» **WHAT YOU WILL DO**: Output all entries verbatim. Skip pictures.

» **DATASET EXCERPTS**:
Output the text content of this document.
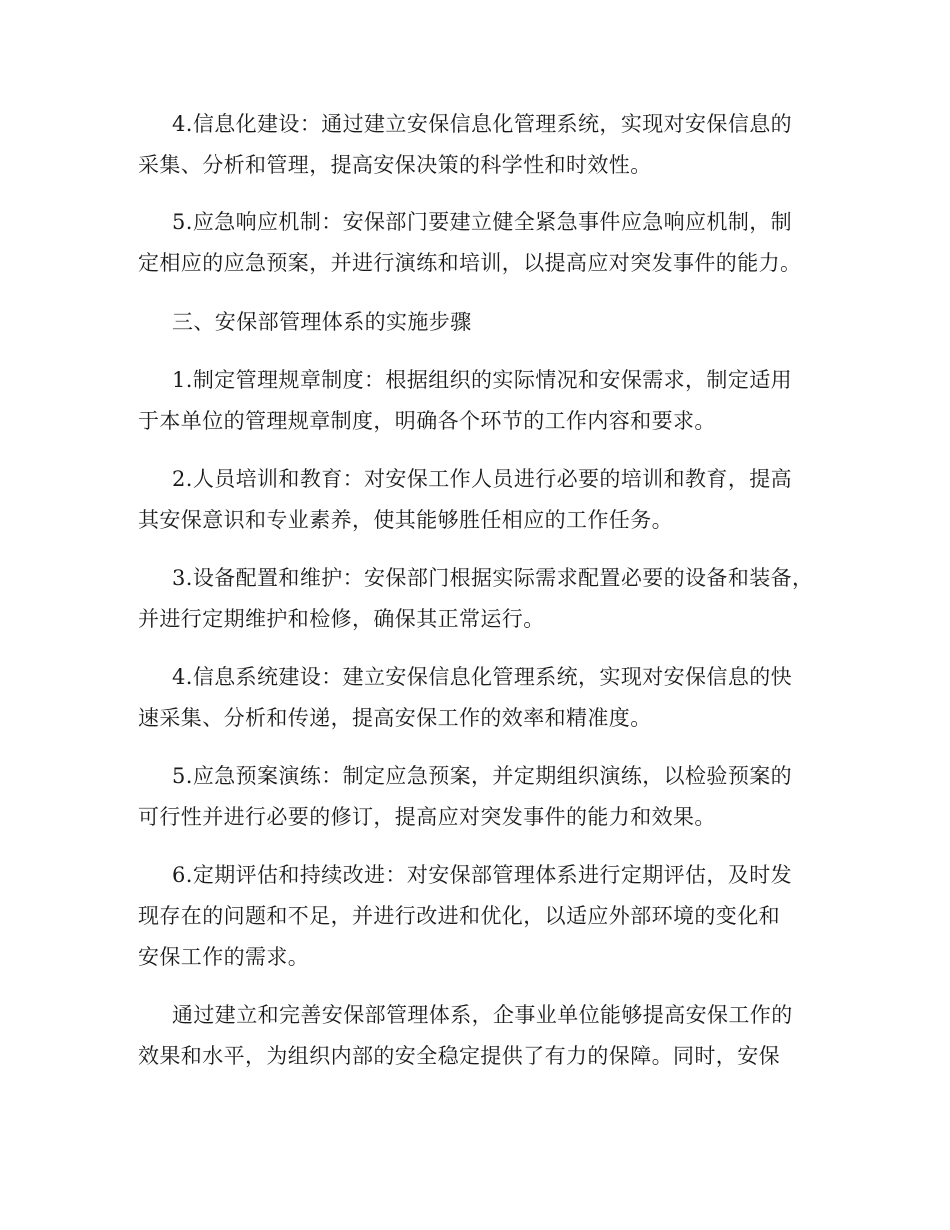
4.信息化建设：通过建立安保信息化管理系统，实现对安保信息的
采集、分析和管理，提高安保决策的科学性和时效性。
5.应急响应机制：安保部门要建立健全紧急事件应急响应机制，制
定相应的应急预案，并进行演练和培训，以提高应对突发事件的能力。
三、安保部管理体系的实施步骤
1.制定管理规章制度：根据组织的实际情况和安保需求，制定适用
于本单位的管理规章制度，明确各个环节的工作内容和要求。
2.人员培训和教育：对安保工作人员进行必要的培训和教育，提高
其安保意识和专业素养，使其能够胜任相应的工作任务。
3.设备配置和维护：安保部门根据实际需求配置必要的设备和装备，
并进行定期维护和检修，确保其正常运行。
4.信息系统建设：建立安保信息化管理系统，实现对安保信息的快
速采集、分析和传递，提高安保工作的效率和精准度。
5.应急预案演练：制定应急预案，并定期组织演练，以检验预案的
可行性并进行必要的修订，提高应对突发事件的能力和效果。
6.定期评估和持续改进：对安保部管理体系进行定期评估，及时发
现存在的问题和不足，并进行改进和优化，以适应外部环境的变化和
安保工作的需求。
通过建立和完善安保部管理体系，企事业单位能够提高安保工作的
效果和水平，为组织内部的安全稳定提供了有力的保障。同时，安保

» **RESPONSE**:
Output the text content of this document.
4.信息化建设：通过建立安保信息化管理系统，实现对安保信息的
采集、分析和管理，提高安保决策的科学性和时效性。
5.应急响应机制：安保部门要建立健全紧急事件应急响应机制，制
定相应的应急预案，并进行演练和培训，以提高应对突发事件的能力。
三、安保部管理体系的实施步骤
1.制定管理规章制度：根据组织的实际情况和安保需求，制定适用
于本单位的管理规章制度，明确各个环节的工作内容和要求。
2.人员培训和教育：对安保工作人员进行必要的培训和教育，提高
其安保意识和专业素养，使其能够胜任相应的工作任务。
3.设备配置和维护：安保部门根据实际需求配置必要的设备和装备，
并进行定期维护和检修，确保其正常运行。
4.信息系统建设：建立安保信息化管理系统，实现对安保信息的快
速采集、分析和传递，提高安保工作的效率和精准度。
5.应急预案演练：制定应急预案，并定期组织演练，以检验预案的
可行性并进行必要的修订，提高应对突发事件的能力和效果。
6.定期评估和持续改进：对安保部管理体系进行定期评估，及时发
现存在的问题和不足，并进行改进和优化，以适应外部环境的变化和
安保工作的需求。
通过建立和完善安保部管理体系，企事业单位能够提高安保工作的
效果和水平，为组织内部的安全稳定提供了有力的保障。同时，安保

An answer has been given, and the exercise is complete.